Figure data in JSON:
+ + +
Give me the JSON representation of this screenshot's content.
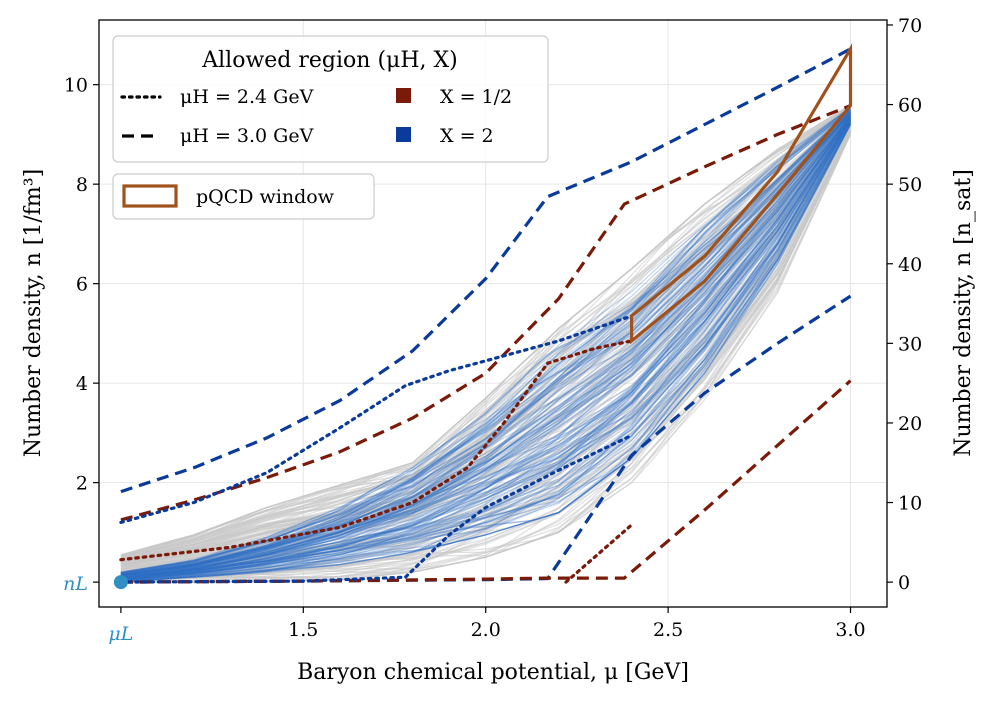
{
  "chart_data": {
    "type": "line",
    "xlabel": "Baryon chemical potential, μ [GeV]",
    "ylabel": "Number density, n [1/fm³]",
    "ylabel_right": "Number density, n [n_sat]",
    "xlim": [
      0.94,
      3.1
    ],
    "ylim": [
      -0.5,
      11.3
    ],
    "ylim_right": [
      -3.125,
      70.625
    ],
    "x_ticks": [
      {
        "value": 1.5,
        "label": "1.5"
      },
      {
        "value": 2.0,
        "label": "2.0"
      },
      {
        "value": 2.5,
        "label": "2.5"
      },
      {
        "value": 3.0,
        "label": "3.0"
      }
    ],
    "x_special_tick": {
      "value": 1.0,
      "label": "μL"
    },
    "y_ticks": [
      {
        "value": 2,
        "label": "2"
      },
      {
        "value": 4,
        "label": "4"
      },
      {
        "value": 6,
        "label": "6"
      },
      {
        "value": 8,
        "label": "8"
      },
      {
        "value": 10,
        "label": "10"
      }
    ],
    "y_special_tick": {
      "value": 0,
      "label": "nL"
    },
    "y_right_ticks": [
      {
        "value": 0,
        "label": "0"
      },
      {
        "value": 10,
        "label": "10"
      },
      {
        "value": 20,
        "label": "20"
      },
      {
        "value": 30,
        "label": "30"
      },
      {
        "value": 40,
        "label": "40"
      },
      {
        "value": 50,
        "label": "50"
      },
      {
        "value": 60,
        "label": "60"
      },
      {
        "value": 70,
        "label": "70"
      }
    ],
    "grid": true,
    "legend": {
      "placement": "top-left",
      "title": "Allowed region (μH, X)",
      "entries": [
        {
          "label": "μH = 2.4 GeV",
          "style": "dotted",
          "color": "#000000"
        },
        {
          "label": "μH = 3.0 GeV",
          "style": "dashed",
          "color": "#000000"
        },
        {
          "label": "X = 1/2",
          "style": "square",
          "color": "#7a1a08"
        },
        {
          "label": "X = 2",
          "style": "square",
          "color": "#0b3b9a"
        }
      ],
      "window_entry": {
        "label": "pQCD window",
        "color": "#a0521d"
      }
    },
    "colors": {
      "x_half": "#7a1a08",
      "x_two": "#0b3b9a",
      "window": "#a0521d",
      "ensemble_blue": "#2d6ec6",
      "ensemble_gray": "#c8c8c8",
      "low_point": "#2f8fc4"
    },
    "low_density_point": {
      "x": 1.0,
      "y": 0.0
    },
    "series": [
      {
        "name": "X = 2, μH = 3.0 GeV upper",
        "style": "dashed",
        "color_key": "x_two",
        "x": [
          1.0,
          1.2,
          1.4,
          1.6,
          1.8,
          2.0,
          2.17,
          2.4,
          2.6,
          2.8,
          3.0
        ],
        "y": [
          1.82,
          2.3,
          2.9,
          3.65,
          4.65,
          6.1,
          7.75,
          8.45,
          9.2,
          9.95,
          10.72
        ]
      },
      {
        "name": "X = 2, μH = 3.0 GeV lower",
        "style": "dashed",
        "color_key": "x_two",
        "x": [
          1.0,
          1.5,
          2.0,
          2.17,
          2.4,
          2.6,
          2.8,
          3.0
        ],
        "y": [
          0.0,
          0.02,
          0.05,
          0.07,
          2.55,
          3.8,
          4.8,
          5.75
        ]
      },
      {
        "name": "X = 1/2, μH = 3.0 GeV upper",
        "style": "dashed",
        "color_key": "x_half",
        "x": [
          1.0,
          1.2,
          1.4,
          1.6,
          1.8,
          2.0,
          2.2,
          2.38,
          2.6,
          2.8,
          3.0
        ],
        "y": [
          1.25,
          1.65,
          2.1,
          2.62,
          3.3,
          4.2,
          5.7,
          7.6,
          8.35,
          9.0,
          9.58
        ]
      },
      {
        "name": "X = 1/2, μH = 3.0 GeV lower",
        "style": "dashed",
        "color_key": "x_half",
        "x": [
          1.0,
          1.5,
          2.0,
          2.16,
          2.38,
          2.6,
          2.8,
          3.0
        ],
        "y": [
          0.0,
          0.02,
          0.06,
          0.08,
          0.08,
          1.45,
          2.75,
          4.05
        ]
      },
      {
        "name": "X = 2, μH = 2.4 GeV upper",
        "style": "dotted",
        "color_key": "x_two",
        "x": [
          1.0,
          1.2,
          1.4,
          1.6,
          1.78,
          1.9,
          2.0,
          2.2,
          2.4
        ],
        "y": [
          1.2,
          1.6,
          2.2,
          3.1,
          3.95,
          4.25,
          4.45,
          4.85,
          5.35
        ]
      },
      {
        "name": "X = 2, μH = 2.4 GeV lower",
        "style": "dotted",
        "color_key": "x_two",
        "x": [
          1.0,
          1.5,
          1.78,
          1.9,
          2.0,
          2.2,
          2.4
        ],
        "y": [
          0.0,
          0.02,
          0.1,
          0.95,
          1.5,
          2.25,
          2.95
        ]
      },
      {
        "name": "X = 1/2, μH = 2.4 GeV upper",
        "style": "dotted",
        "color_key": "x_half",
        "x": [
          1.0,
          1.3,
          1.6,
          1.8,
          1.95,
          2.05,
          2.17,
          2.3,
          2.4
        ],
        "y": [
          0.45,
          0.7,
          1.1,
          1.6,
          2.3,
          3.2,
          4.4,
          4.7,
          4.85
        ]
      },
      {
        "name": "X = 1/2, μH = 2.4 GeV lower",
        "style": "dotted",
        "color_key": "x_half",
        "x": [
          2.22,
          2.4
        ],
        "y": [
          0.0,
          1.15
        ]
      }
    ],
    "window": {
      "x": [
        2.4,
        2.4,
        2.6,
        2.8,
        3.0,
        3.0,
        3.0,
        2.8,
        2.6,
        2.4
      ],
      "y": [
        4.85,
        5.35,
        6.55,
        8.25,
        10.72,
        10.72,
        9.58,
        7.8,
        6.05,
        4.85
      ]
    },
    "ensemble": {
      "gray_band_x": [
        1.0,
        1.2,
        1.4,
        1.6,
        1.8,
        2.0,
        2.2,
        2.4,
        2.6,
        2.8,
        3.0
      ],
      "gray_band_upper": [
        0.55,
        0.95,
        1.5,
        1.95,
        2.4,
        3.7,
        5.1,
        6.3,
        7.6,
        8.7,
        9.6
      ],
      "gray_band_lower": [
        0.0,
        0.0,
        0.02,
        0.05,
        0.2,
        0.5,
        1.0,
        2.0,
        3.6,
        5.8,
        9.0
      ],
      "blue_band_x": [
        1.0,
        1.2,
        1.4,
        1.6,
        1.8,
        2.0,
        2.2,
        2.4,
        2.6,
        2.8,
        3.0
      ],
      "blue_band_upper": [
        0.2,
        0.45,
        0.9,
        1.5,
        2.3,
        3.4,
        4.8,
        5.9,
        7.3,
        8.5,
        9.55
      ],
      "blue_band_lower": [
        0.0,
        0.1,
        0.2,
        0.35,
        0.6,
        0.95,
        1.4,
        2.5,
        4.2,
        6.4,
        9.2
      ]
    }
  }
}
+ + +
**PROBLEM**
Set each line of the records down exactly, leaving every picture out.

**TASK ANSWER**
Give me the JSON representation of this screenshot's content.
{
  "chart_data": {
    "type": "line",
    "xlabel": "Baryon chemical potential, μ [GeV]",
    "ylabel": "Number density, n [1/fm³]",
    "ylabel_right": "Number density, n [n_sat]",
    "xlim": [
      0.94,
      3.1
    ],
    "ylim": [
      -0.5,
      11.3
    ],
    "ylim_right": [
      -3.125,
      70.625
    ],
    "x_ticks": [
      {
        "value": 1.5,
        "label": "1.5"
      },
      {
        "value": 2.0,
        "label": "2.0"
      },
      {
        "value": 2.5,
        "label": "2.5"
      },
      {
        "value": 3.0,
        "label": "3.0"
      }
    ],
    "x_special_tick": {
      "value": 1.0,
      "label": "μL"
    },
    "y_ticks": [
      {
        "value": 2,
        "label": "2"
      },
      {
        "value": 4,
        "label": "4"
      },
      {
        "value": 6,
        "label": "6"
      },
      {
        "value": 8,
        "label": "8"
      },
      {
        "value": 10,
        "label": "10"
      }
    ],
    "y_special_tick": {
      "value": 0,
      "label": "nL"
    },
    "y_right_ticks": [
      {
        "value": 0,
        "label": "0"
      },
      {
        "value": 10,
        "label": "10"
      },
      {
        "value": 20,
        "label": "20"
      },
      {
        "value": 30,
        "label": "30"
      },
      {
        "value": 40,
        "label": "40"
      },
      {
        "value": 50,
        "label": "50"
      },
      {
        "value": 60,
        "label": "60"
      },
      {
        "value": 70,
        "label": "70"
      }
    ],
    "grid": true,
    "legend": {
      "placement": "top-left",
      "title": "Allowed region (μH, X)",
      "entries": [
        {
          "label": "μH = 2.4 GeV",
          "style": "dotted",
          "color": "#000000"
        },
        {
          "label": "μH = 3.0 GeV",
          "style": "dashed",
          "color": "#000000"
        },
        {
          "label": "X = 1/2",
          "style": "square",
          "color": "#7a1a08"
        },
        {
          "label": "X = 2",
          "style": "square",
          "color": "#0b3b9a"
        }
      ],
      "window_entry": {
        "label": "pQCD window",
        "color": "#a0521d"
      }
    },
    "colors": {
      "x_half": "#7a1a08",
      "x_two": "#0b3b9a",
      "window": "#a0521d",
      "ensemble_blue": "#2d6ec6",
      "ensemble_gray": "#c8c8c8",
      "low_point": "#2f8fc4"
    },
    "low_density_point": {
      "x": 1.0,
      "y": 0.0
    },
    "series": [
      {
        "name": "X = 2, μH = 3.0 GeV upper",
        "style": "dashed",
        "color_key": "x_two",
        "x": [
          1.0,
          1.2,
          1.4,
          1.6,
          1.8,
          2.0,
          2.17,
          2.4,
          2.6,
          2.8,
          3.0
        ],
        "y": [
          1.82,
          2.3,
          2.9,
          3.65,
          4.65,
          6.1,
          7.75,
          8.45,
          9.2,
          9.95,
          10.72
        ]
      },
      {
        "name": "X = 2, μH = 3.0 GeV lower",
        "style": "dashed",
        "color_key": "x_two",
        "x": [
          1.0,
          1.5,
          2.0,
          2.17,
          2.4,
          2.6,
          2.8,
          3.0
        ],
        "y": [
          0.0,
          0.02,
          0.05,
          0.07,
          2.55,
          3.8,
          4.8,
          5.75
        ]
      },
      {
        "name": "X = 1/2, μH = 3.0 GeV upper",
        "style": "dashed",
        "color_key": "x_half",
        "x": [
          1.0,
          1.2,
          1.4,
          1.6,
          1.8,
          2.0,
          2.2,
          2.38,
          2.6,
          2.8,
          3.0
        ],
        "y": [
          1.25,
          1.65,
          2.1,
          2.62,
          3.3,
          4.2,
          5.7,
          7.6,
          8.35,
          9.0,
          9.58
        ]
      },
      {
        "name": "X = 1/2, μH = 3.0 GeV lower",
        "style": "dashed",
        "color_key": "x_half",
        "x": [
          1.0,
          1.5,
          2.0,
          2.16,
          2.38,
          2.6,
          2.8,
          3.0
        ],
        "y": [
          0.0,
          0.02,
          0.06,
          0.08,
          0.08,
          1.45,
          2.75,
          4.05
        ]
      },
      {
        "name": "X = 2, μH = 2.4 GeV upper",
        "style": "dotted",
        "color_key": "x_two",
        "x": [
          1.0,
          1.2,
          1.4,
          1.6,
          1.78,
          1.9,
          2.0,
          2.2,
          2.4
        ],
        "y": [
          1.2,
          1.6,
          2.2,
          3.1,
          3.95,
          4.25,
          4.45,
          4.85,
          5.35
        ]
      },
      {
        "name": "X = 2, μH = 2.4 GeV lower",
        "style": "dotted",
        "color_key": "x_two",
        "x": [
          1.0,
          1.5,
          1.78,
          1.9,
          2.0,
          2.2,
          2.4
        ],
        "y": [
          0.0,
          0.02,
          0.1,
          0.95,
          1.5,
          2.25,
          2.95
        ]
      },
      {
        "name": "X = 1/2, μH = 2.4 GeV upper",
        "style": "dotted",
        "color_key": "x_half",
        "x": [
          1.0,
          1.3,
          1.6,
          1.8,
          1.95,
          2.05,
          2.17,
          2.3,
          2.4
        ],
        "y": [
          0.45,
          0.7,
          1.1,
          1.6,
          2.3,
          3.2,
          4.4,
          4.7,
          4.85
        ]
      },
      {
        "name": "X = 1/2, μH = 2.4 GeV lower",
        "style": "dotted",
        "color_key": "x_half",
        "x": [
          2.22,
          2.4
        ],
        "y": [
          0.0,
          1.15
        ]
      }
    ],
    "window": {
      "x": [
        2.4,
        2.4,
        2.6,
        2.8,
        3.0,
        3.0,
        3.0,
        2.8,
        2.6,
        2.4
      ],
      "y": [
        4.85,
        5.35,
        6.55,
        8.25,
        10.72,
        10.72,
        9.58,
        7.8,
        6.05,
        4.85
      ]
    },
    "ensemble": {
      "gray_band_x": [
        1.0,
        1.2,
        1.4,
        1.6,
        1.8,
        2.0,
        2.2,
        2.4,
        2.6,
        2.8,
        3.0
      ],
      "gray_band_upper": [
        0.55,
        0.95,
        1.5,
        1.95,
        2.4,
        3.7,
        5.1,
        6.3,
        7.6,
        8.7,
        9.6
      ],
      "gray_band_lower": [
        0.0,
        0.0,
        0.02,
        0.05,
        0.2,
        0.5,
        1.0,
        2.0,
        3.6,
        5.8,
        9.0
      ],
      "blue_band_x": [
        1.0,
        1.2,
        1.4,
        1.6,
        1.8,
        2.0,
        2.2,
        2.4,
        2.6,
        2.8,
        3.0
      ],
      "blue_band_upper": [
        0.2,
        0.45,
        0.9,
        1.5,
        2.3,
        3.4,
        4.8,
        5.9,
        7.3,
        8.5,
        9.55
      ],
      "blue_band_lower": [
        0.0,
        0.1,
        0.2,
        0.35,
        0.6,
        0.95,
        1.4,
        2.5,
        4.2,
        6.4,
        9.2
      ]
    }
  }
}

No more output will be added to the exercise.